— START Given entries —

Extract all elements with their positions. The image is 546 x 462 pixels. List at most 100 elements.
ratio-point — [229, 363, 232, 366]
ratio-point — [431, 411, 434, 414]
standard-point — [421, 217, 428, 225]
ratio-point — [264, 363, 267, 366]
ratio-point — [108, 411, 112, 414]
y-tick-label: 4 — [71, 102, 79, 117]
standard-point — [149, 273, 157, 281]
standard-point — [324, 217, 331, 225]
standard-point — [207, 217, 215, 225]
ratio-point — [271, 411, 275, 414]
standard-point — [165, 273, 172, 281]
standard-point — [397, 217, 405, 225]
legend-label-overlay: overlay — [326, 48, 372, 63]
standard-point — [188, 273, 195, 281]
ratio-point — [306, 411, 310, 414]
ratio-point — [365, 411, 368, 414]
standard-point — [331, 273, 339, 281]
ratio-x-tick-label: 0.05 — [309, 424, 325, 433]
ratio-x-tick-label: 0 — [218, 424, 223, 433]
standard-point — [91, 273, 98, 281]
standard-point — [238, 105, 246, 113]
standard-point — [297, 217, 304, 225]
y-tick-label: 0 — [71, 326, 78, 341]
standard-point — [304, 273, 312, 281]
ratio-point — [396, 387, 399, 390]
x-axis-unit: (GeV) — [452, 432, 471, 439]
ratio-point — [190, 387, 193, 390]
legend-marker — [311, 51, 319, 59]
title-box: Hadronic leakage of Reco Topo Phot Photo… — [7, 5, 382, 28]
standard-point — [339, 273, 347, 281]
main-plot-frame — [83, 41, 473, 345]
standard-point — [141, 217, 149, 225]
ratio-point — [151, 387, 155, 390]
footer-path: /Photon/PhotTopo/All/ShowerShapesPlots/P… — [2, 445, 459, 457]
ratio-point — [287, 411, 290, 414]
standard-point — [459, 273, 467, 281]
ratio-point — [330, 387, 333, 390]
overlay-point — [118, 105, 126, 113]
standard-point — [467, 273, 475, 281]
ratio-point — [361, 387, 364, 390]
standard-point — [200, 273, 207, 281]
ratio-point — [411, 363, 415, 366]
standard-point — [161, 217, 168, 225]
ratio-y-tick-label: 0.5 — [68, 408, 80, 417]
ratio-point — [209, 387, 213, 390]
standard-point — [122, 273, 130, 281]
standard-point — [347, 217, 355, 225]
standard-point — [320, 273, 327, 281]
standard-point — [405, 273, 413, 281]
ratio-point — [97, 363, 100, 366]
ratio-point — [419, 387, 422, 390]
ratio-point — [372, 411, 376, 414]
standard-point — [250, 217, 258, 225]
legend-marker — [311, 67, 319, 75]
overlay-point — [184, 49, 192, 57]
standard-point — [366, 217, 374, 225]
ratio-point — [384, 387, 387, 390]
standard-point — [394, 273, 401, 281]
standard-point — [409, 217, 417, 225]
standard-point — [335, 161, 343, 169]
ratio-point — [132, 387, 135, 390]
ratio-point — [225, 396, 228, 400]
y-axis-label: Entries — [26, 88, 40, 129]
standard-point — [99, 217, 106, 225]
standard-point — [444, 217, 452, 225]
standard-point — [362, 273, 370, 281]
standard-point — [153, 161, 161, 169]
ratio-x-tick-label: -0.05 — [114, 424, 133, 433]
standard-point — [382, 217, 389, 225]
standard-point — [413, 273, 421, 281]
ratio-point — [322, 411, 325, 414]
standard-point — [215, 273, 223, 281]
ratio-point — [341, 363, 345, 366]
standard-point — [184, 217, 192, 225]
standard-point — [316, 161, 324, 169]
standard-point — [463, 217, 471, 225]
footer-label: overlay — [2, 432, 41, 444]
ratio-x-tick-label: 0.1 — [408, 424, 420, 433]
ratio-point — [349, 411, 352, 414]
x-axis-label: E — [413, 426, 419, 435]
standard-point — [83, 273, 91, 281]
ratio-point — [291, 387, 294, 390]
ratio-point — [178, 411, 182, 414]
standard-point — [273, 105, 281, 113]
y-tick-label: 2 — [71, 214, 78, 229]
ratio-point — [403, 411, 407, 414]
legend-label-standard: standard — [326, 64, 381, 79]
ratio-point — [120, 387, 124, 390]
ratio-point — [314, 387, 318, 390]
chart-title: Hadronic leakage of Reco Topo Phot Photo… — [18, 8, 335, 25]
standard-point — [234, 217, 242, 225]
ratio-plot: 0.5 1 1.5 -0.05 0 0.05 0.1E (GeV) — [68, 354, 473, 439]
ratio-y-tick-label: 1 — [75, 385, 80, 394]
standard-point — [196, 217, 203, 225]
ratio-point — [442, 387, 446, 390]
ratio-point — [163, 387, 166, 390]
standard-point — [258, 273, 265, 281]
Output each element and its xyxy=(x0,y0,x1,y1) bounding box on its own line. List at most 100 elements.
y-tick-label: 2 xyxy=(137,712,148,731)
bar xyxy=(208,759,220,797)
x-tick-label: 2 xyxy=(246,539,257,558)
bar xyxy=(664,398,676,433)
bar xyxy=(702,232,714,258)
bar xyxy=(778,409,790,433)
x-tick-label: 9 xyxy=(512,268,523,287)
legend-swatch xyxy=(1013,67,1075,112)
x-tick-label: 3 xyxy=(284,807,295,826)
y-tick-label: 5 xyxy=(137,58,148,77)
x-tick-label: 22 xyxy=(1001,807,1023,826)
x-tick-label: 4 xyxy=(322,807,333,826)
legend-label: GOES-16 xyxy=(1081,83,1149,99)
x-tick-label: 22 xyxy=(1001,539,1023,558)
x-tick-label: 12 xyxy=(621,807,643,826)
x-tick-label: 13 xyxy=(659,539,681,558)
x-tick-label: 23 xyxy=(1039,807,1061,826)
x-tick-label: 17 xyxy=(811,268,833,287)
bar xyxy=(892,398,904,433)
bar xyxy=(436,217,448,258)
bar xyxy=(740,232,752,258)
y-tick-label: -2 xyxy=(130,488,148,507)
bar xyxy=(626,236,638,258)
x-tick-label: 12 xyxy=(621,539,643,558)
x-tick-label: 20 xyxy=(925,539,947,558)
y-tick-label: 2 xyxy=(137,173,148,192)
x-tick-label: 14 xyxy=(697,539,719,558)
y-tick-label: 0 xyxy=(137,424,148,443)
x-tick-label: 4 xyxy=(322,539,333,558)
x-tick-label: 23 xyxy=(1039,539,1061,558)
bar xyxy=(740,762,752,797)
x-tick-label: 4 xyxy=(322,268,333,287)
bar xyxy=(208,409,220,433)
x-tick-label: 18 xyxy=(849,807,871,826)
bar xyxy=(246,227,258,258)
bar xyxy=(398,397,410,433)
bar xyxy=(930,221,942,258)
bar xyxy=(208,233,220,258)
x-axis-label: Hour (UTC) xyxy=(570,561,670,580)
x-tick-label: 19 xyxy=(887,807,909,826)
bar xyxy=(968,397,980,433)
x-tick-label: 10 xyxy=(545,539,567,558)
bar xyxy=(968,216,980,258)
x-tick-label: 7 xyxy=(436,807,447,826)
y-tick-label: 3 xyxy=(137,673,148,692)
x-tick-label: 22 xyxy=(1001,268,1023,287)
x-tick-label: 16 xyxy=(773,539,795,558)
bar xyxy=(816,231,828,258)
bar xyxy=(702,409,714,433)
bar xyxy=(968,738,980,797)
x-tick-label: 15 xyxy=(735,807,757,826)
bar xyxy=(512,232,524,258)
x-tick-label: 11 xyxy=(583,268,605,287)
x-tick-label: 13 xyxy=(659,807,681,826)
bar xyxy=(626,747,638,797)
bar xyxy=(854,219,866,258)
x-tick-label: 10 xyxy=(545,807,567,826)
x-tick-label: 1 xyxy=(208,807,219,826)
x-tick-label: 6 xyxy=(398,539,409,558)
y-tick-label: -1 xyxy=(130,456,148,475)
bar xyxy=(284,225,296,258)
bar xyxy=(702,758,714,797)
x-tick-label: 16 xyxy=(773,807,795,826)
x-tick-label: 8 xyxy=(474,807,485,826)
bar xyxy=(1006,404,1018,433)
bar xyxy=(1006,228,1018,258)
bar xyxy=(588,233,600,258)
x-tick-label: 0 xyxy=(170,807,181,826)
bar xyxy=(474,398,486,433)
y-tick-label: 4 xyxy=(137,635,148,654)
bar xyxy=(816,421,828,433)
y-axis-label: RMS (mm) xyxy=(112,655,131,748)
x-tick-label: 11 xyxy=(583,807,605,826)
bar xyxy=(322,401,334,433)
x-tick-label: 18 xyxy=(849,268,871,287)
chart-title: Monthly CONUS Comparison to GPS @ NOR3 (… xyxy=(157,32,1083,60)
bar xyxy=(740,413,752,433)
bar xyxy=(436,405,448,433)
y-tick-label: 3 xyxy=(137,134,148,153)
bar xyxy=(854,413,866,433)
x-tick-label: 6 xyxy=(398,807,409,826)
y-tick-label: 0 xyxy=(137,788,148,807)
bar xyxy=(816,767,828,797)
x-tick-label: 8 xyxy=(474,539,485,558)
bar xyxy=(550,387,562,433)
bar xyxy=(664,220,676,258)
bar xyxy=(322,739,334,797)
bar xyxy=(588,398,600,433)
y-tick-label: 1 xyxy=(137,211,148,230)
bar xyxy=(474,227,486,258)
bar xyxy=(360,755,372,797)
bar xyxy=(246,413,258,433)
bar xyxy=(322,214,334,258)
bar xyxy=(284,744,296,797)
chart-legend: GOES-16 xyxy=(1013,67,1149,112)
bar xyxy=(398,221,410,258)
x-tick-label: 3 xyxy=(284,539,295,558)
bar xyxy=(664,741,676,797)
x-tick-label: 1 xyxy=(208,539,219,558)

— END Given entries —

**Written request:** Copy the material above word for word, from its first line through the line containing "standard-point — [397, 217, 405, 225]", including both of those lines.

**Solution to this task:**
Extract all elements with their positions. The image is 546 x 462 pixels. List at most 100 elements.
ratio-point — [229, 363, 232, 366]
ratio-point — [431, 411, 434, 414]
standard-point — [421, 217, 428, 225]
ratio-point — [264, 363, 267, 366]
ratio-point — [108, 411, 112, 414]
y-tick-label: 4 — [71, 102, 79, 117]
standard-point — [149, 273, 157, 281]
standard-point — [324, 217, 331, 225]
standard-point — [207, 217, 215, 225]
ratio-point — [271, 411, 275, 414]
standard-point — [165, 273, 172, 281]
standard-point — [397, 217, 405, 225]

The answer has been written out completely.